_Entries provided_.
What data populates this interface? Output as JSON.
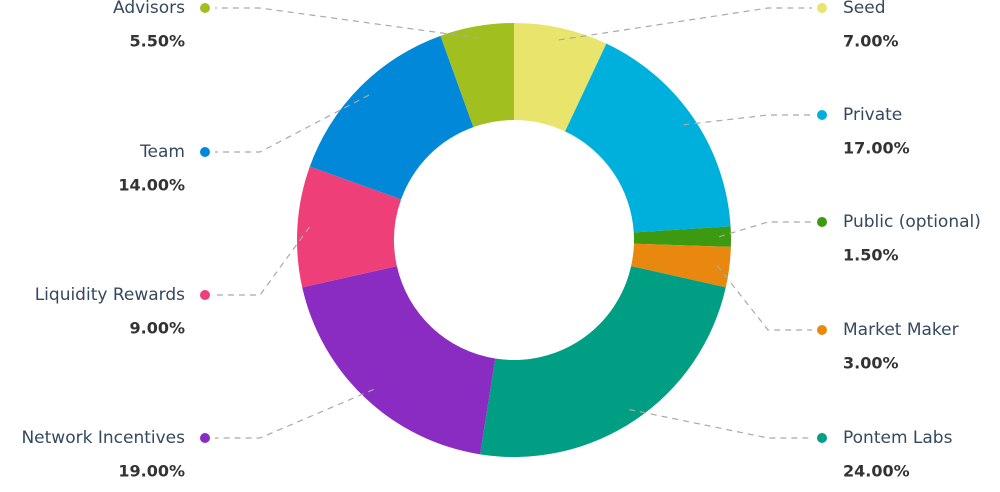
{
  "chart_data": {
    "type": "donut",
    "categories": [
      "Seed",
      "Private",
      "Public (optional)",
      "Market Maker",
      "Pontem Labs",
      "Network Incentives",
      "Liquidity Rewards",
      "Team",
      "Advisors"
    ],
    "values": [
      7,
      17,
      1.5,
      3,
      24,
      19,
      9,
      14,
      5.5
    ],
    "value_labels": [
      "7.00%",
      "17.00%",
      "1.50%",
      "3.00%",
      "24.00%",
      "19.00%",
      "9.00%",
      "14.00%",
      "5.50%"
    ],
    "colors": [
      "#e9e46b",
      "#00b0dc",
      "#3b9a10",
      "#e8880e",
      "#009e82",
      "#8a2bc2",
      "#ef3f78",
      "#0288d8",
      "#a1c01f"
    ]
  }
}
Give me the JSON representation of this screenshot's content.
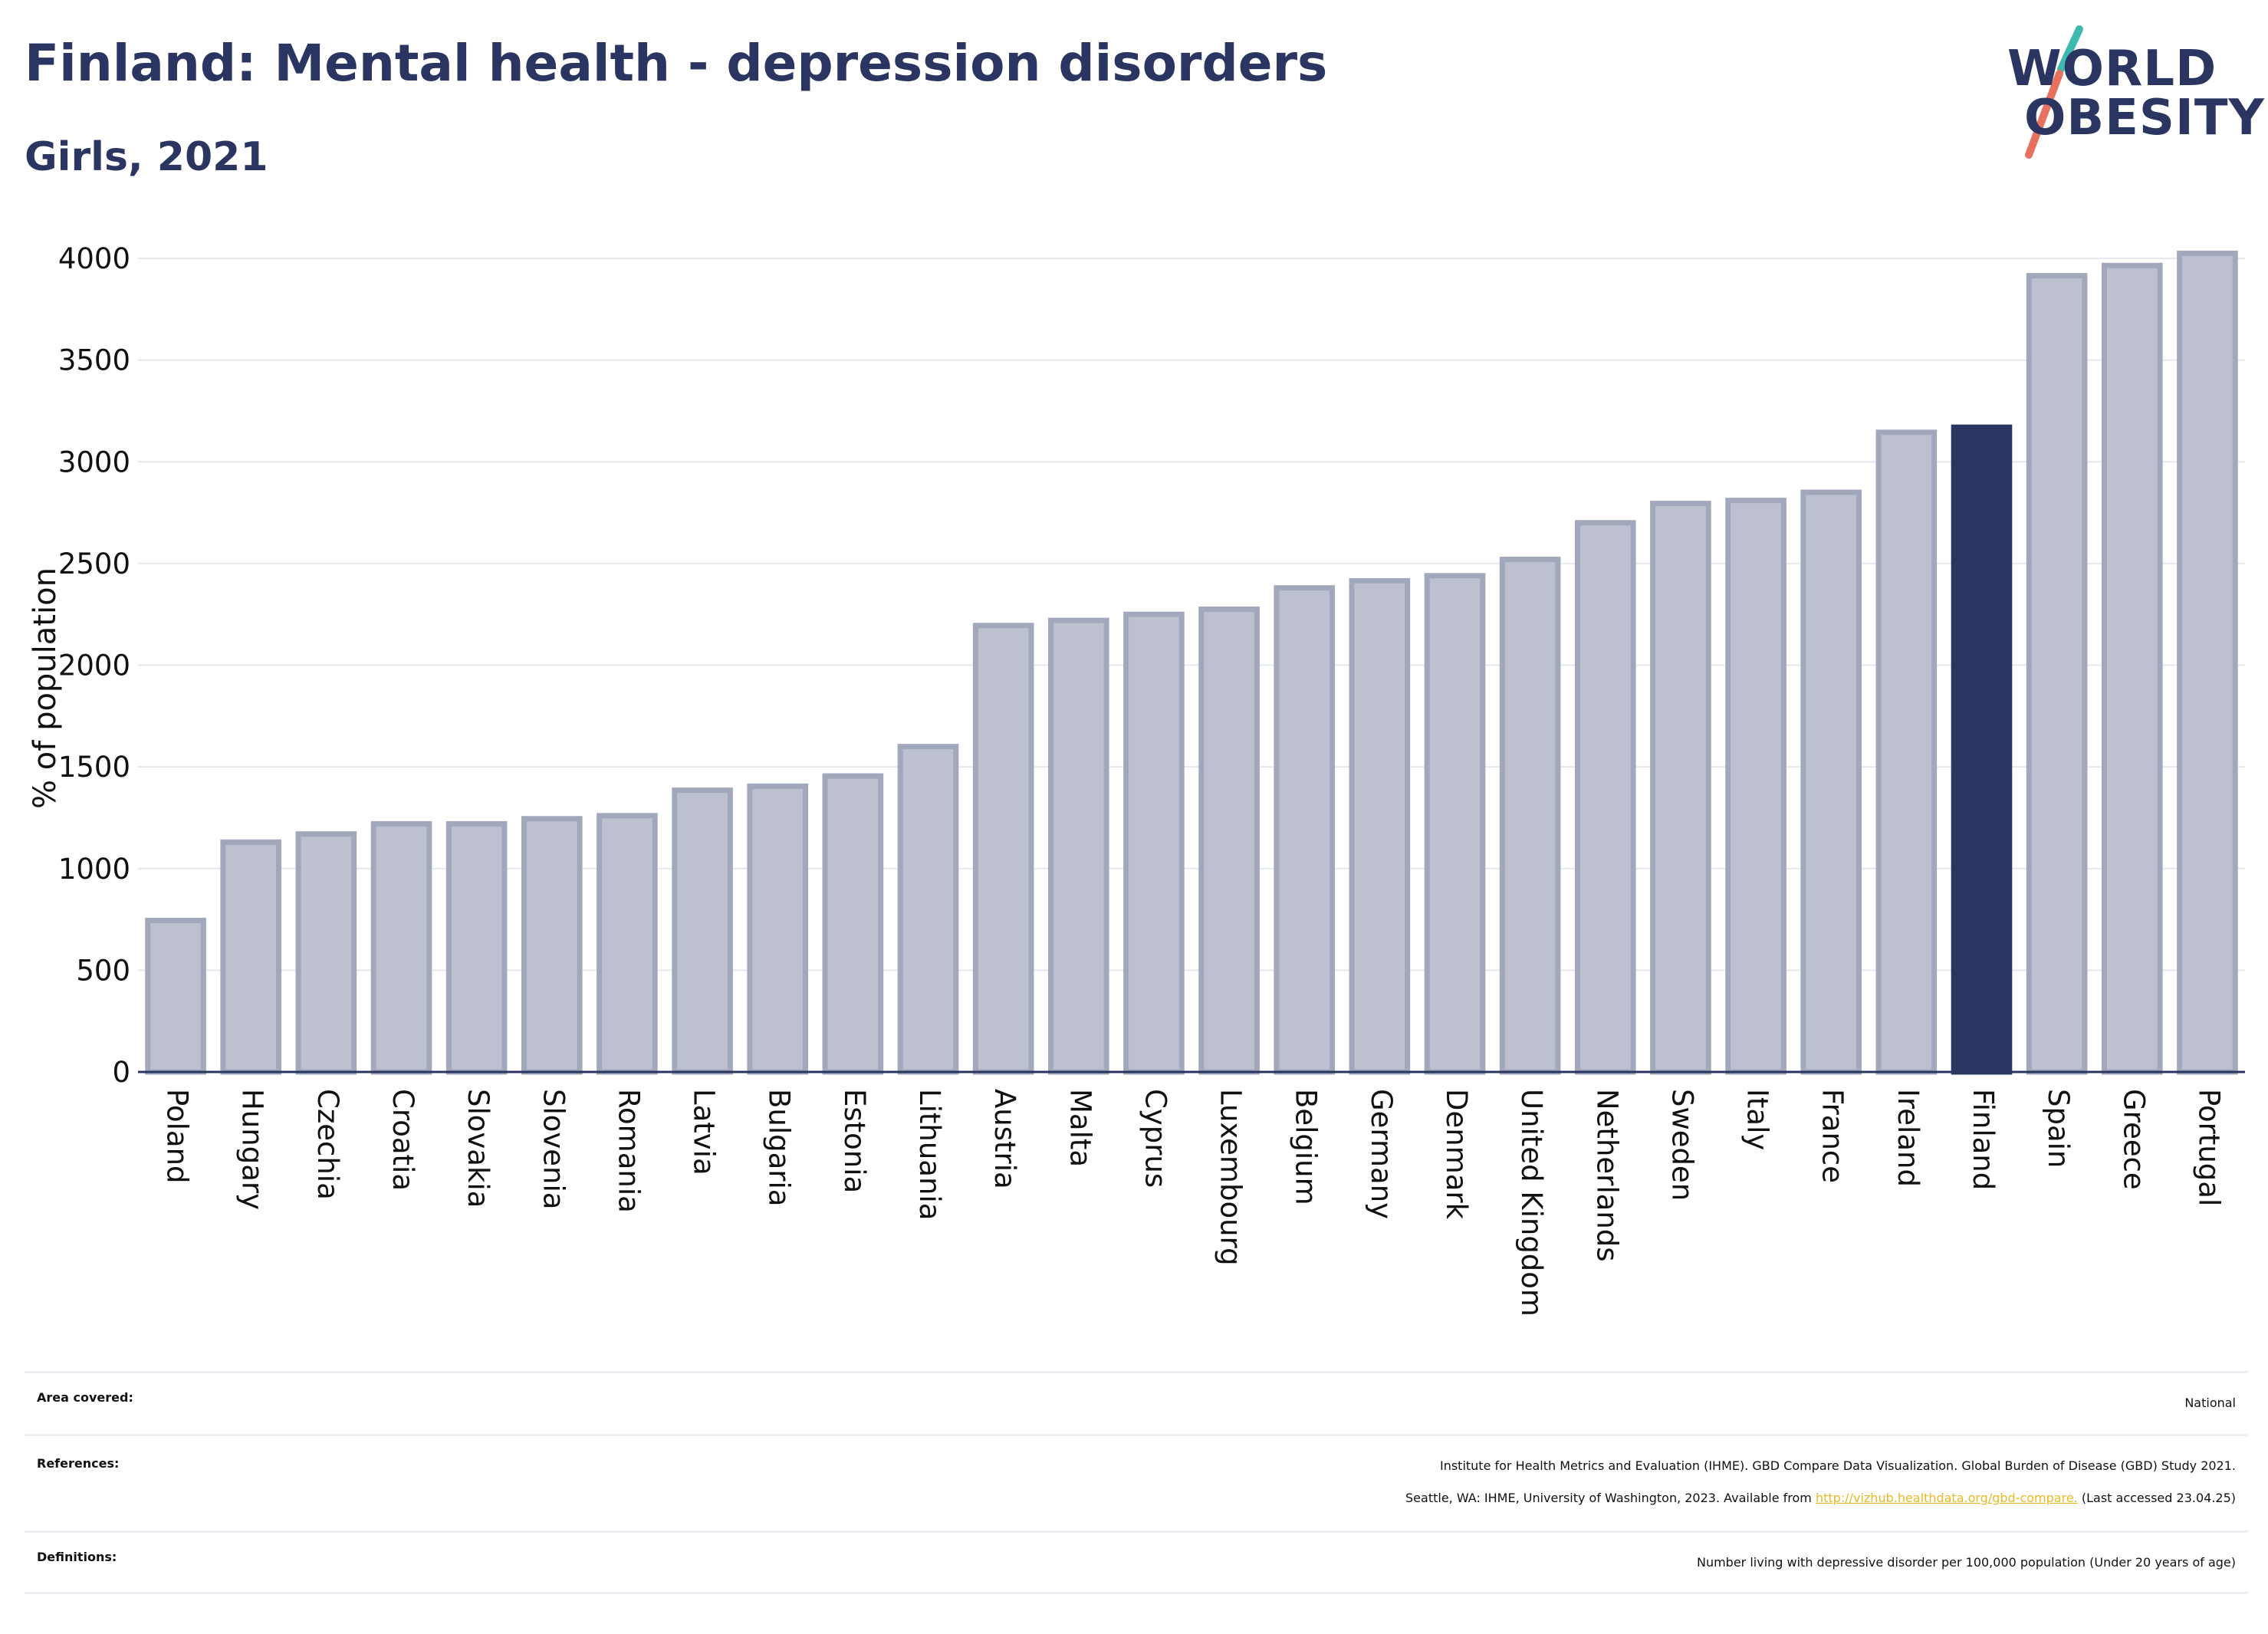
{
  "header": {
    "title": "Finland: Mental health - depression disorders",
    "subtitle": "Girls, 2021"
  },
  "logo": {
    "line1": "WORLD",
    "line2": "OBESITY",
    "colors": {
      "teal": "#3fb8af",
      "coral": "#e8705e",
      "navy": "#2a3561"
    }
  },
  "chart_data": {
    "type": "bar",
    "ylabel": "% of population",
    "xlabel": "",
    "ylim": [
      0,
      4000
    ],
    "yticks": [
      0,
      500,
      1000,
      1500,
      2000,
      2500,
      3000,
      3500,
      4000
    ],
    "grid": true,
    "highlight": "Finland",
    "colors": {
      "default_fill": "#bcc0cf",
      "default_stroke": "#a2a8bc",
      "highlight_fill": "#2a3561"
    },
    "categories": [
      "Poland",
      "Hungary",
      "Czechia",
      "Croatia",
      "Slovakia",
      "Slovenia",
      "Romania",
      "Latvia",
      "Bulgaria",
      "Estonia",
      "Lithuania",
      "Austria",
      "Malta",
      "Cyprus",
      "Luxembourg",
      "Belgium",
      "Germany",
      "Denmark",
      "United Kingdom",
      "Netherlands",
      "Sweden",
      "Italy",
      "France",
      "Ireland",
      "Finland",
      "Spain",
      "Greece",
      "Portugal"
    ],
    "values": [
      745,
      1130,
      1170,
      1220,
      1220,
      1245,
      1260,
      1385,
      1405,
      1455,
      1600,
      2195,
      2220,
      2250,
      2275,
      2380,
      2415,
      2440,
      2520,
      2700,
      2795,
      2810,
      2850,
      3145,
      3170,
      3915,
      3965,
      4025
    ]
  },
  "info": {
    "area_label": "Area covered:",
    "area_value": "National",
    "references_label": "References:",
    "references_line1": "Institute for Health Metrics and Evaluation (IHME). GBD Compare Data Visualization. Global Burden of Disease (GBD) Study 2021.",
    "references_line2_pre": "Seattle, WA: IHME, University of Washington, 2023. Available from ",
    "references_link": "http://vizhub.healthdata.org/gbd-compare.",
    "references_line2_post": " (Last accessed 23.04.25)",
    "definitions_label": "Definitions:",
    "definitions_value": "Number living with depressive disorder per 100,000 population (Under 20 years of age)"
  }
}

_Given instruction_. Go back to the records above and write them out exactly, without the pictures.

_Exercise response_.
What data populates this interface? Output as JSON.
{
  "chart_data": {
    "type": "donut",
    "categories": [
      "Seed",
      "Private",
      "Public (optional)",
      "Market Maker",
      "Pontem Labs",
      "Network Incentives",
      "Liquidity Rewards",
      "Team",
      "Advisors"
    ],
    "values": [
      7,
      17,
      1.5,
      3,
      24,
      19,
      9,
      14,
      5.5
    ],
    "value_labels": [
      "7.00%",
      "17.00%",
      "1.50%",
      "3.00%",
      "24.00%",
      "19.00%",
      "9.00%",
      "14.00%",
      "5.50%"
    ],
    "colors": [
      "#e9e46b",
      "#00b0dc",
      "#3b9a10",
      "#e8880e",
      "#009e82",
      "#8a2bc2",
      "#ef3f78",
      "#0288d8",
      "#a1c01f"
    ]
  }
}
Give me the JSON representation of this screenshot's content.
{
  "header": {
    "title": "Finland: Mental health - depression disorders",
    "subtitle": "Girls, 2021"
  },
  "logo": {
    "line1": "WORLD",
    "line2": "OBESITY",
    "colors": {
      "teal": "#3fb8af",
      "coral": "#e8705e",
      "navy": "#2a3561"
    }
  },
  "chart_data": {
    "type": "bar",
    "ylabel": "% of population",
    "xlabel": "",
    "ylim": [
      0,
      4000
    ],
    "yticks": [
      0,
      500,
      1000,
      1500,
      2000,
      2500,
      3000,
      3500,
      4000
    ],
    "grid": true,
    "highlight": "Finland",
    "colors": {
      "default_fill": "#bcc0cf",
      "default_stroke": "#a2a8bc",
      "highlight_fill": "#2a3561"
    },
    "categories": [
      "Poland",
      "Hungary",
      "Czechia",
      "Croatia",
      "Slovakia",
      "Slovenia",
      "Romania",
      "Latvia",
      "Bulgaria",
      "Estonia",
      "Lithuania",
      "Austria",
      "Malta",
      "Cyprus",
      "Luxembourg",
      "Belgium",
      "Germany",
      "Denmark",
      "United Kingdom",
      "Netherlands",
      "Sweden",
      "Italy",
      "France",
      "Ireland",
      "Finland",
      "Spain",
      "Greece",
      "Portugal"
    ],
    "values": [
      745,
      1130,
      1170,
      1220,
      1220,
      1245,
      1260,
      1385,
      1405,
      1455,
      1600,
      2195,
      2220,
      2250,
      2275,
      2380,
      2415,
      2440,
      2520,
      2700,
      2795,
      2810,
      2850,
      3145,
      3170,
      3915,
      3965,
      4025
    ]
  },
  "info": {
    "area_label": "Area covered:",
    "area_value": "National",
    "references_label": "References:",
    "references_line1": "Institute for Health Metrics and Evaluation (IHME). GBD Compare Data Visualization. Global Burden of Disease (GBD) Study 2021.",
    "references_line2_pre": "Seattle, WA: IHME, University of Washington, 2023. Available from ",
    "references_link": "http://vizhub.healthdata.org/gbd-compare.",
    "references_line2_post": " (Last accessed 23.04.25)",
    "definitions_label": "Definitions:",
    "definitions_value": "Number living with depressive disorder per 100,000 population (Under 20 years of age)"
  }
}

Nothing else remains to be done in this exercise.